**PROVIDED DATA**
********

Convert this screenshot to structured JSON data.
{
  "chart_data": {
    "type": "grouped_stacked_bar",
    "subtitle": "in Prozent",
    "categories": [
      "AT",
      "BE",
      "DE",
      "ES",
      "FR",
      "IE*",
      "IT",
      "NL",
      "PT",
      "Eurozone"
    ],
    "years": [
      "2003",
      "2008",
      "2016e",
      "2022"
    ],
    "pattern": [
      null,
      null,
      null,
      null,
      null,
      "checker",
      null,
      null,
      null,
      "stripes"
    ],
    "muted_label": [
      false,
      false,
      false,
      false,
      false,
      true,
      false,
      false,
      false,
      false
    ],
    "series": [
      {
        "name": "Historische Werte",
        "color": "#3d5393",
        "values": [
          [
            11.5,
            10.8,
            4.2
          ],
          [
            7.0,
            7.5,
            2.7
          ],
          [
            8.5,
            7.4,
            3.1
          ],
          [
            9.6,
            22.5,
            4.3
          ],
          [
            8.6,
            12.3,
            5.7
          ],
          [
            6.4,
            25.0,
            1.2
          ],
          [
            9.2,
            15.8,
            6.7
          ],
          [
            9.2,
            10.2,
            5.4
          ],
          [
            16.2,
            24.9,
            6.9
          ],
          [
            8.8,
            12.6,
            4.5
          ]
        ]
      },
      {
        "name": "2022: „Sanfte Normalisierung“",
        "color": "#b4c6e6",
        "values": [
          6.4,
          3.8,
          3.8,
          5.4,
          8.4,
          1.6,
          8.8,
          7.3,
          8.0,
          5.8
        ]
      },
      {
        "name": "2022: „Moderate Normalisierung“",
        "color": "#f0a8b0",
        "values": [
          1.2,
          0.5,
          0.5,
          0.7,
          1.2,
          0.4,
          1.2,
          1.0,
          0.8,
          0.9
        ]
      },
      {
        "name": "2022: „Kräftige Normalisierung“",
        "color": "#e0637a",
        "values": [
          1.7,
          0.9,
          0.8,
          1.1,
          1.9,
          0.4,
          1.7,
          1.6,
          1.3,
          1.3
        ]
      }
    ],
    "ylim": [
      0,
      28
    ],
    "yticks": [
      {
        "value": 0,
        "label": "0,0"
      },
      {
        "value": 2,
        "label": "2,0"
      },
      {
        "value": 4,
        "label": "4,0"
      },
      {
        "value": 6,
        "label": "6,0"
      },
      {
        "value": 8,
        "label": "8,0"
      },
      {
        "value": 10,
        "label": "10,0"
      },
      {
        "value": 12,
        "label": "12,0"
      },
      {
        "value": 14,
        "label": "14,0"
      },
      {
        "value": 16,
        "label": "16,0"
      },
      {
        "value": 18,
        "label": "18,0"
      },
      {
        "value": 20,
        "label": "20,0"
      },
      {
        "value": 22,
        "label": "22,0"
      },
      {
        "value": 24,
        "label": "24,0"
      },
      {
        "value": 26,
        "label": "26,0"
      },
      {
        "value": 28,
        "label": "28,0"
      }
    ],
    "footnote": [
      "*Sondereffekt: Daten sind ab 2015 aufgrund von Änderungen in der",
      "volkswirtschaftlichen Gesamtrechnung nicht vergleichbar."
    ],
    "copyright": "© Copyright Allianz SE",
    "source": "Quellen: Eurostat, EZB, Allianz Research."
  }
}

********

**PROBLEM**
Output every record above exactly as it appears.

**CORRECT RESPONSE**
Convert this screenshot to structured JSON data.
{
  "chart_data": {
    "type": "grouped_stacked_bar",
    "subtitle": "in Prozent",
    "categories": [
      "AT",
      "BE",
      "DE",
      "ES",
      "FR",
      "IE*",
      "IT",
      "NL",
      "PT",
      "Eurozone"
    ],
    "years": [
      "2003",
      "2008",
      "2016e",
      "2022"
    ],
    "pattern": [
      null,
      null,
      null,
      null,
      null,
      "checker",
      null,
      null,
      null,
      "stripes"
    ],
    "muted_label": [
      false,
      false,
      false,
      false,
      false,
      true,
      false,
      false,
      false,
      false
    ],
    "series": [
      {
        "name": "Historische Werte",
        "color": "#3d5393",
        "values": [
          [
            11.5,
            10.8,
            4.2
          ],
          [
            7.0,
            7.5,
            2.7
          ],
          [
            8.5,
            7.4,
            3.1
          ],
          [
            9.6,
            22.5,
            4.3
          ],
          [
            8.6,
            12.3,
            5.7
          ],
          [
            6.4,
            25.0,
            1.2
          ],
          [
            9.2,
            15.8,
            6.7
          ],
          [
            9.2,
            10.2,
            5.4
          ],
          [
            16.2,
            24.9,
            6.9
          ],
          [
            8.8,
            12.6,
            4.5
          ]
        ]
      },
      {
        "name": "2022: „Sanfte Normalisierung“",
        "color": "#b4c6e6",
        "values": [
          6.4,
          3.8,
          3.8,
          5.4,
          8.4,
          1.6,
          8.8,
          7.3,
          8.0,
          5.8
        ]
      },
      {
        "name": "2022: „Moderate Normalisierung“",
        "color": "#f0a8b0",
        "values": [
          1.2,
          0.5,
          0.5,
          0.7,
          1.2,
          0.4,
          1.2,
          1.0,
          0.8,
          0.9
        ]
      },
      {
        "name": "2022: „Kräftige Normalisierung“",
        "color": "#e0637a",
        "values": [
          1.7,
          0.9,
          0.8,
          1.1,
          1.9,
          0.4,
          1.7,
          1.6,
          1.3,
          1.3
        ]
      }
    ],
    "ylim": [
      0,
      28
    ],
    "yticks": [
      {
        "value": 0,
        "label": "0,0"
      },
      {
        "value": 2,
        "label": "2,0"
      },
      {
        "value": 4,
        "label": "4,0"
      },
      {
        "value": 6,
        "label": "6,0"
      },
      {
        "value": 8,
        "label": "8,0"
      },
      {
        "value": 10,
        "label": "10,0"
      },
      {
        "value": 12,
        "label": "12,0"
      },
      {
        "value": 14,
        "label": "14,0"
      },
      {
        "value": 16,
        "label": "16,0"
      },
      {
        "value": 18,
        "label": "18,0"
      },
      {
        "value": 20,
        "label": "20,0"
      },
      {
        "value": 22,
        "label": "22,0"
      },
      {
        "value": 24,
        "label": "24,0"
      },
      {
        "value": 26,
        "label": "26,0"
      },
      {
        "value": 28,
        "label": "28,0"
      }
    ],
    "footnote": [
      "*Sondereffekt: Daten sind ab 2015 aufgrund von Änderungen in der",
      "volkswirtschaftlichen Gesamtrechnung nicht vergleichbar."
    ],
    "copyright": "© Copyright Allianz SE",
    "source": "Quellen: Eurostat, EZB, Allianz Research."
  }
}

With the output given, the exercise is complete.